Structured figure records
-- BEGIN --
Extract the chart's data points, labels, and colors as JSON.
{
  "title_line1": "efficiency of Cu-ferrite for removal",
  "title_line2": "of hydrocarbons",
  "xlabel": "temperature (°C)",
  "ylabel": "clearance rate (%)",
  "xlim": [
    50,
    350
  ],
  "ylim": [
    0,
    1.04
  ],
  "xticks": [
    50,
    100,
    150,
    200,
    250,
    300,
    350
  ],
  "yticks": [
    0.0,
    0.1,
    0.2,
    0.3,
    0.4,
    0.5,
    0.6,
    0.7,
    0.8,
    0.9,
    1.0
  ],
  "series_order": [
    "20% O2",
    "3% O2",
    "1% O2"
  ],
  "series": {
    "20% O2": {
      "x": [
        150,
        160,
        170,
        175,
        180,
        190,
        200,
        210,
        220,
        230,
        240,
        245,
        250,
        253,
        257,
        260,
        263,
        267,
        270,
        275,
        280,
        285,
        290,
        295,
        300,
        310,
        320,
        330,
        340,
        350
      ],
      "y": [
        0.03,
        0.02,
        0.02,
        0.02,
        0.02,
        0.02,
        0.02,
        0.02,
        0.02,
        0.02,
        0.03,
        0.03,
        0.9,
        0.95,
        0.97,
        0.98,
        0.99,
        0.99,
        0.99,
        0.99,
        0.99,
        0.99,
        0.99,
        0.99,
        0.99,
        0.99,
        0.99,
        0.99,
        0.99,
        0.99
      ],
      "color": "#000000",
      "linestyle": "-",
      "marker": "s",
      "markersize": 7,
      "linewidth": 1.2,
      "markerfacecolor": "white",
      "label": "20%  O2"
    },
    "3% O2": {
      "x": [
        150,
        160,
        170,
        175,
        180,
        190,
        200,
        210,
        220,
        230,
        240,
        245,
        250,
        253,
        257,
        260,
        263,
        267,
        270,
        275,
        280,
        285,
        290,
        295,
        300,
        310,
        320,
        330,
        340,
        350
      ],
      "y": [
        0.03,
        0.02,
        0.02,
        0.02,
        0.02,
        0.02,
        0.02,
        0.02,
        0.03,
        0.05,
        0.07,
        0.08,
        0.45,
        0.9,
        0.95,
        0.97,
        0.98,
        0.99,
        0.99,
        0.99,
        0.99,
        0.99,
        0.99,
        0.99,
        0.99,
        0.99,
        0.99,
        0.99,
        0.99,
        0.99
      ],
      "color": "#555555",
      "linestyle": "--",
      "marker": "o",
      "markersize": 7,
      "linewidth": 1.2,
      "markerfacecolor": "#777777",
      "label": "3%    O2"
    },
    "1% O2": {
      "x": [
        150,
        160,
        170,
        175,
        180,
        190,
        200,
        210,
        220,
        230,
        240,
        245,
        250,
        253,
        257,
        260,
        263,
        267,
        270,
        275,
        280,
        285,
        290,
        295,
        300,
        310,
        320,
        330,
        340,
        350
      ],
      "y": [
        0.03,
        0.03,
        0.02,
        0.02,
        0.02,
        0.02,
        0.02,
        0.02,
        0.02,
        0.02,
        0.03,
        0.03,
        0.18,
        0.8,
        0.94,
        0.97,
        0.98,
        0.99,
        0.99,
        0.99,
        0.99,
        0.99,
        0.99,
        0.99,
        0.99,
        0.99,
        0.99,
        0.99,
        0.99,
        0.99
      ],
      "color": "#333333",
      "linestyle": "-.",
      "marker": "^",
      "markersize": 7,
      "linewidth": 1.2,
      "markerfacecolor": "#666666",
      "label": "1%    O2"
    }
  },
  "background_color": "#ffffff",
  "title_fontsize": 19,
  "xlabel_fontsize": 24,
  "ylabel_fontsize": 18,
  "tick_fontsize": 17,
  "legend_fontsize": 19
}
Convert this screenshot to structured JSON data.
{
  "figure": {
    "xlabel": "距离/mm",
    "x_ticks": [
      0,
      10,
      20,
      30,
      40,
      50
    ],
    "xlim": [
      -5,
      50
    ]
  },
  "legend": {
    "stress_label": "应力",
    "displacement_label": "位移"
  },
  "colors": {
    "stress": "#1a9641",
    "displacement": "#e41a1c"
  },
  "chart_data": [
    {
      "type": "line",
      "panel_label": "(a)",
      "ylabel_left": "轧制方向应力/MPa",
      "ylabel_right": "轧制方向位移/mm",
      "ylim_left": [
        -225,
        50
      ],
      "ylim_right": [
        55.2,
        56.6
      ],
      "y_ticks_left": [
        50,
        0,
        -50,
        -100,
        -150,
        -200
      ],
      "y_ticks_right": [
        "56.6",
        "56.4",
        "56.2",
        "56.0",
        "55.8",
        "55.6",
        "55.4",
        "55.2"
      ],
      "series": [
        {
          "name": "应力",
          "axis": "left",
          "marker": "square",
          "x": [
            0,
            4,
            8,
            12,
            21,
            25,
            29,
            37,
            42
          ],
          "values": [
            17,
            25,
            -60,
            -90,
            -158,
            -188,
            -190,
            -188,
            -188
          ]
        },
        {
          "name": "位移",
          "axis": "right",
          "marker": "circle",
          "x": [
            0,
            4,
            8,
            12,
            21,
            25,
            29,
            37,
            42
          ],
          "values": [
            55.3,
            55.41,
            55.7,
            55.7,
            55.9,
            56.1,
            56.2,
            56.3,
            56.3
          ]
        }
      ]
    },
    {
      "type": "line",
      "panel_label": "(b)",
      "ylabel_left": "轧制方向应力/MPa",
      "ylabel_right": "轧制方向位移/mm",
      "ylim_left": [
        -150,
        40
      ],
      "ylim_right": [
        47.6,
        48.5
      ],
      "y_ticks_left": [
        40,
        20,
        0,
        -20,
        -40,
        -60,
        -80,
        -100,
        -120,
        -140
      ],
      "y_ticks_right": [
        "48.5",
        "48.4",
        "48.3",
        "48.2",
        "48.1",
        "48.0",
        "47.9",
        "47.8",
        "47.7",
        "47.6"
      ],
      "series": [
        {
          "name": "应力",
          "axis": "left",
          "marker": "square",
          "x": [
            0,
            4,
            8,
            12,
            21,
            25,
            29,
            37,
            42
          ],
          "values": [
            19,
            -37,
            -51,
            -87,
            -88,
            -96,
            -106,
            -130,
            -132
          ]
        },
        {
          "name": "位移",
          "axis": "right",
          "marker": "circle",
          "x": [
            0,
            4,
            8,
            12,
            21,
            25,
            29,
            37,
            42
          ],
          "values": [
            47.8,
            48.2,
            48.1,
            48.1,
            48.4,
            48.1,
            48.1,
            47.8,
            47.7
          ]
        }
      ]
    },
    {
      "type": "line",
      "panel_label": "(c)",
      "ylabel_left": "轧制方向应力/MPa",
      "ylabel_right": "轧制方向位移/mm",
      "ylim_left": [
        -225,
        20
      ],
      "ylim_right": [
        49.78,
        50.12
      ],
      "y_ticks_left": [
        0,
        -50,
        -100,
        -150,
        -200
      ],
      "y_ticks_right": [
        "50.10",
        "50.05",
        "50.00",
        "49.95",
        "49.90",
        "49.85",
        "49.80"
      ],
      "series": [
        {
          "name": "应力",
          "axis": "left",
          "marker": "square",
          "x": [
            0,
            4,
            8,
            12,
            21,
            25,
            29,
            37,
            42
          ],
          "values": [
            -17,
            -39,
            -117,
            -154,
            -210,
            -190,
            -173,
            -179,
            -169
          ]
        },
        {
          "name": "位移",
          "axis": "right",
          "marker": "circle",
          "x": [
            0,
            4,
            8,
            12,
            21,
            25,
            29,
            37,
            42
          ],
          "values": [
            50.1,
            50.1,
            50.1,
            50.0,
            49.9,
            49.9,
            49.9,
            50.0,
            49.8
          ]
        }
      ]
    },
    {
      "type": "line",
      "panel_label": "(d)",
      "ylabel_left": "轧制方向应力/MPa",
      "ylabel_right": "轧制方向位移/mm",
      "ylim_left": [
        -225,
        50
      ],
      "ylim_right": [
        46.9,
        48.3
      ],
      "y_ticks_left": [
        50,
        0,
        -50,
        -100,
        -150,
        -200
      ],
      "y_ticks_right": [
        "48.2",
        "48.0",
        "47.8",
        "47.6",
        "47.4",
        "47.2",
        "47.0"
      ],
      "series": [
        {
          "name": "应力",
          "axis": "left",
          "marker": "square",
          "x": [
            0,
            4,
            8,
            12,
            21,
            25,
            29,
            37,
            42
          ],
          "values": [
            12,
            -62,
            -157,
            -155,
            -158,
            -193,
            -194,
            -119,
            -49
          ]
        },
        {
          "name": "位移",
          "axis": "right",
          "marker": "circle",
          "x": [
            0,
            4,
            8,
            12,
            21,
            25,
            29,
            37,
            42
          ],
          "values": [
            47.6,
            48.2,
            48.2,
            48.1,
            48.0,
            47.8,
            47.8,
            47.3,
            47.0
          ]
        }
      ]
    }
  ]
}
-- END --
In the entries above, identify every line with the word "markerfacecolor". Copy those lines.

      "markerfacecolor": "white",
      "markerfacecolor": "#777777",
      "markerfacecolor": "#666666",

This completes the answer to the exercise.